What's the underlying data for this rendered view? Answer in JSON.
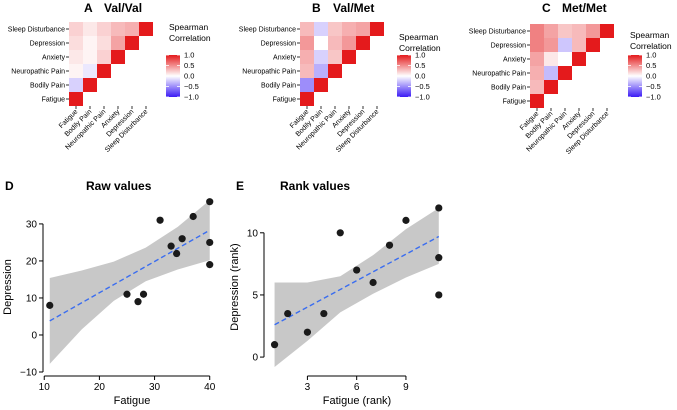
{
  "colors": {
    "high": "#e41a1c",
    "mid": "#ffffff",
    "low": "#3b1bf5",
    "point": "#1a1a1a",
    "trend": "#3a6df0",
    "band": "#c8c8c8",
    "axis": "#000000"
  },
  "legend": {
    "title_line1": "Spearman",
    "title_line2": "Correlation",
    "ticks": [
      {
        "value": 1.0,
        "label": "1.0"
      },
      {
        "value": 0.5,
        "label": "0.5"
      },
      {
        "value": 0.0,
        "label": "0.0"
      },
      {
        "value": -0.5,
        "label": "−0.5"
      },
      {
        "value": -1.0,
        "label": "−1.0"
      }
    ]
  },
  "chart_data": [
    {
      "type": "heatmap",
      "panel": "A",
      "title": "Val/Val",
      "variables": [
        "Fatigue",
        "Bodily Pain",
        "Neuropathic Pain",
        "Anxiety",
        "Depression",
        "Sleep Disturbance"
      ],
      "matrix": [
        [
          1.0,
          -0.2,
          0.05,
          0.1,
          0.15,
          0.2
        ],
        [
          -0.2,
          1.0,
          -0.1,
          0.05,
          0.05,
          0.1
        ],
        [
          0.05,
          -0.1,
          1.0,
          0.2,
          0.15,
          0.2
        ],
        [
          0.1,
          0.05,
          0.2,
          1.0,
          0.4,
          0.3
        ],
        [
          0.15,
          0.05,
          0.15,
          0.4,
          1.0,
          0.35
        ],
        [
          0.2,
          0.1,
          0.2,
          0.3,
          0.35,
          1.0
        ]
      ]
    },
    {
      "type": "heatmap",
      "panel": "B",
      "title": "Val/Met",
      "variables": [
        "Fatigue",
        "Bodily Pain",
        "Neuropathic Pain",
        "Anxiety",
        "Depression",
        "Sleep Disturbance"
      ],
      "matrix": [
        [
          1.0,
          -0.5,
          0.3,
          0.35,
          0.45,
          0.3
        ],
        [
          -0.5,
          1.0,
          -0.35,
          -0.2,
          0.0,
          -0.2
        ],
        [
          0.3,
          -0.35,
          1.0,
          0.25,
          0.3,
          0.25
        ],
        [
          0.35,
          -0.2,
          0.25,
          1.0,
          0.45,
          0.35
        ],
        [
          0.45,
          0.0,
          0.3,
          0.45,
          1.0,
          0.4
        ],
        [
          0.3,
          -0.2,
          0.25,
          0.35,
          0.4,
          1.0
        ]
      ]
    },
    {
      "type": "heatmap",
      "panel": "C",
      "title": "Met/Met",
      "variables": [
        "Fatigue",
        "Bodily Pain",
        "Neuropathic Pain",
        "Anxiety",
        "Depression",
        "Sleep Disturbance"
      ],
      "matrix": [
        [
          1.0,
          0.3,
          0.35,
          0.4,
          0.55,
          0.55
        ],
        [
          0.3,
          1.0,
          -0.3,
          0.1,
          0.45,
          0.4
        ],
        [
          0.35,
          -0.3,
          1.0,
          0.0,
          -0.25,
          0.25
        ],
        [
          0.4,
          0.1,
          0.0,
          1.0,
          0.3,
          0.3
        ],
        [
          0.55,
          0.45,
          -0.25,
          0.3,
          1.0,
          0.45
        ],
        [
          0.55,
          0.4,
          0.25,
          0.3,
          0.45,
          1.0
        ]
      ]
    },
    {
      "type": "scatter",
      "panel": "D",
      "title": "Raw values",
      "xlabel": "Fatigue",
      "ylabel": "Depression",
      "xlim": [
        10.5,
        41.5
      ],
      "ylim": [
        -10,
        37
      ],
      "xticks": [
        10,
        20,
        30,
        40
      ],
      "yticks": [
        -10,
        0,
        10,
        20,
        30
      ],
      "points": [
        [
          11,
          8
        ],
        [
          25,
          11
        ],
        [
          27,
          9
        ],
        [
          28,
          11
        ],
        [
          31,
          31
        ],
        [
          33,
          24
        ],
        [
          34,
          22
        ],
        [
          35,
          26
        ],
        [
          37,
          32
        ],
        [
          40,
          36
        ],
        [
          40,
          25
        ],
        [
          40,
          19
        ]
      ],
      "fit": {
        "x": [
          11,
          40
        ],
        "y": [
          3.8,
          28.3
        ]
      },
      "band": {
        "x": [
          11,
          16.8,
          22.6,
          28.4,
          34.2,
          40
        ],
        "lower": [
          -7.8,
          1.5,
          9.2,
          14.5,
          17.7,
          20.2
        ],
        "upper": [
          15.4,
          17.4,
          19.8,
          23.6,
          29.2,
          36.4
        ]
      }
    },
    {
      "type": "scatter",
      "panel": "E",
      "title": "Rank values",
      "xlabel": "Fatigue (rank)",
      "ylabel": "Depression (rank)",
      "xlim": [
        0.6,
        11.5
      ],
      "ylim": [
        -1.2,
        12.8
      ],
      "xticks": [
        3,
        6,
        9
      ],
      "yticks": [
        0,
        5,
        10
      ],
      "points": [
        [
          1,
          1
        ],
        [
          1.8,
          3.5
        ],
        [
          3,
          2
        ],
        [
          4,
          3.5
        ],
        [
          5,
          10
        ],
        [
          6,
          7
        ],
        [
          7,
          6
        ],
        [
          8,
          9
        ],
        [
          9,
          11
        ],
        [
          11,
          12
        ],
        [
          11,
          8
        ],
        [
          11,
          5
        ]
      ],
      "fit": {
        "x": [
          1,
          11
        ],
        "y": [
          2.6,
          9.7
        ]
      },
      "band": {
        "x": [
          1,
          3,
          5,
          7,
          9,
          11
        ],
        "lower": [
          -0.8,
          1.3,
          3.6,
          5.1,
          6.4,
          7.5
        ],
        "upper": [
          6.0,
          6.0,
          6.5,
          8.2,
          10.3,
          12.0
        ]
      }
    }
  ]
}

═══

Working from the material above, transcribe it exactly while omitting pictures.

What's the underlying data for this rendered view? Answer in JSON.
{
  "colors": {
    "high": "#e41a1c",
    "mid": "#ffffff",
    "low": "#3b1bf5",
    "point": "#1a1a1a",
    "trend": "#3a6df0",
    "band": "#c8c8c8",
    "axis": "#000000"
  },
  "legend": {
    "title_line1": "Spearman",
    "title_line2": "Correlation",
    "ticks": [
      {
        "value": 1.0,
        "label": "1.0"
      },
      {
        "value": 0.5,
        "label": "0.5"
      },
      {
        "value": 0.0,
        "label": "0.0"
      },
      {
        "value": -0.5,
        "label": "−0.5"
      },
      {
        "value": -1.0,
        "label": "−1.0"
      }
    ]
  },
  "chart_data": [
    {
      "type": "heatmap",
      "panel": "A",
      "title": "Val/Val",
      "variables": [
        "Fatigue",
        "Bodily Pain",
        "Neuropathic Pain",
        "Anxiety",
        "Depression",
        "Sleep Disturbance"
      ],
      "matrix": [
        [
          1.0,
          -0.2,
          0.05,
          0.1,
          0.15,
          0.2
        ],
        [
          -0.2,
          1.0,
          -0.1,
          0.05,
          0.05,
          0.1
        ],
        [
          0.05,
          -0.1,
          1.0,
          0.2,
          0.15,
          0.2
        ],
        [
          0.1,
          0.05,
          0.2,
          1.0,
          0.4,
          0.3
        ],
        [
          0.15,
          0.05,
          0.15,
          0.4,
          1.0,
          0.35
        ],
        [
          0.2,
          0.1,
          0.2,
          0.3,
          0.35,
          1.0
        ]
      ]
    },
    {
      "type": "heatmap",
      "panel": "B",
      "title": "Val/Met",
      "variables": [
        "Fatigue",
        "Bodily Pain",
        "Neuropathic Pain",
        "Anxiety",
        "Depression",
        "Sleep Disturbance"
      ],
      "matrix": [
        [
          1.0,
          -0.5,
          0.3,
          0.35,
          0.45,
          0.3
        ],
        [
          -0.5,
          1.0,
          -0.35,
          -0.2,
          0.0,
          -0.2
        ],
        [
          0.3,
          -0.35,
          1.0,
          0.25,
          0.3,
          0.25
        ],
        [
          0.35,
          -0.2,
          0.25,
          1.0,
          0.45,
          0.35
        ],
        [
          0.45,
          0.0,
          0.3,
          0.45,
          1.0,
          0.4
        ],
        [
          0.3,
          -0.2,
          0.25,
          0.35,
          0.4,
          1.0
        ]
      ]
    },
    {
      "type": "heatmap",
      "panel": "C",
      "title": "Met/Met",
      "variables": [
        "Fatigue",
        "Bodily Pain",
        "Neuropathic Pain",
        "Anxiety",
        "Depression",
        "Sleep Disturbance"
      ],
      "matrix": [
        [
          1.0,
          0.3,
          0.35,
          0.4,
          0.55,
          0.55
        ],
        [
          0.3,
          1.0,
          -0.3,
          0.1,
          0.45,
          0.4
        ],
        [
          0.35,
          -0.3,
          1.0,
          0.0,
          -0.25,
          0.25
        ],
        [
          0.4,
          0.1,
          0.0,
          1.0,
          0.3,
          0.3
        ],
        [
          0.55,
          0.45,
          -0.25,
          0.3,
          1.0,
          0.45
        ],
        [
          0.55,
          0.4,
          0.25,
          0.3,
          0.45,
          1.0
        ]
      ]
    },
    {
      "type": "scatter",
      "panel": "D",
      "title": "Raw values",
      "xlabel": "Fatigue",
      "ylabel": "Depression",
      "xlim": [
        10.5,
        41.5
      ],
      "ylim": [
        -10,
        37
      ],
      "xticks": [
        10,
        20,
        30,
        40
      ],
      "yticks": [
        -10,
        0,
        10,
        20,
        30
      ],
      "points": [
        [
          11,
          8
        ],
        [
          25,
          11
        ],
        [
          27,
          9
        ],
        [
          28,
          11
        ],
        [
          31,
          31
        ],
        [
          33,
          24
        ],
        [
          34,
          22
        ],
        [
          35,
          26
        ],
        [
          37,
          32
        ],
        [
          40,
          36
        ],
        [
          40,
          25
        ],
        [
          40,
          19
        ]
      ],
      "fit": {
        "x": [
          11,
          40
        ],
        "y": [
          3.8,
          28.3
        ]
      },
      "band": {
        "x": [
          11,
          16.8,
          22.6,
          28.4,
          34.2,
          40
        ],
        "lower": [
          -7.8,
          1.5,
          9.2,
          14.5,
          17.7,
          20.2
        ],
        "upper": [
          15.4,
          17.4,
          19.8,
          23.6,
          29.2,
          36.4
        ]
      }
    },
    {
      "type": "scatter",
      "panel": "E",
      "title": "Rank values",
      "xlabel": "Fatigue (rank)",
      "ylabel": "Depression (rank)",
      "xlim": [
        0.6,
        11.5
      ],
      "ylim": [
        -1.2,
        12.8
      ],
      "xticks": [
        3,
        6,
        9
      ],
      "yticks": [
        0,
        5,
        10
      ],
      "points": [
        [
          1,
          1
        ],
        [
          1.8,
          3.5
        ],
        [
          3,
          2
        ],
        [
          4,
          3.5
        ],
        [
          5,
          10
        ],
        [
          6,
          7
        ],
        [
          7,
          6
        ],
        [
          8,
          9
        ],
        [
          9,
          11
        ],
        [
          11,
          12
        ],
        [
          11,
          8
        ],
        [
          11,
          5
        ]
      ],
      "fit": {
        "x": [
          1,
          11
        ],
        "y": [
          2.6,
          9.7
        ]
      },
      "band": {
        "x": [
          1,
          3,
          5,
          7,
          9,
          11
        ],
        "lower": [
          -0.8,
          1.3,
          3.6,
          5.1,
          6.4,
          7.5
        ],
        "upper": [
          6.0,
          6.0,
          6.5,
          8.2,
          10.3,
          12.0
        ]
      }
    }
  ]
}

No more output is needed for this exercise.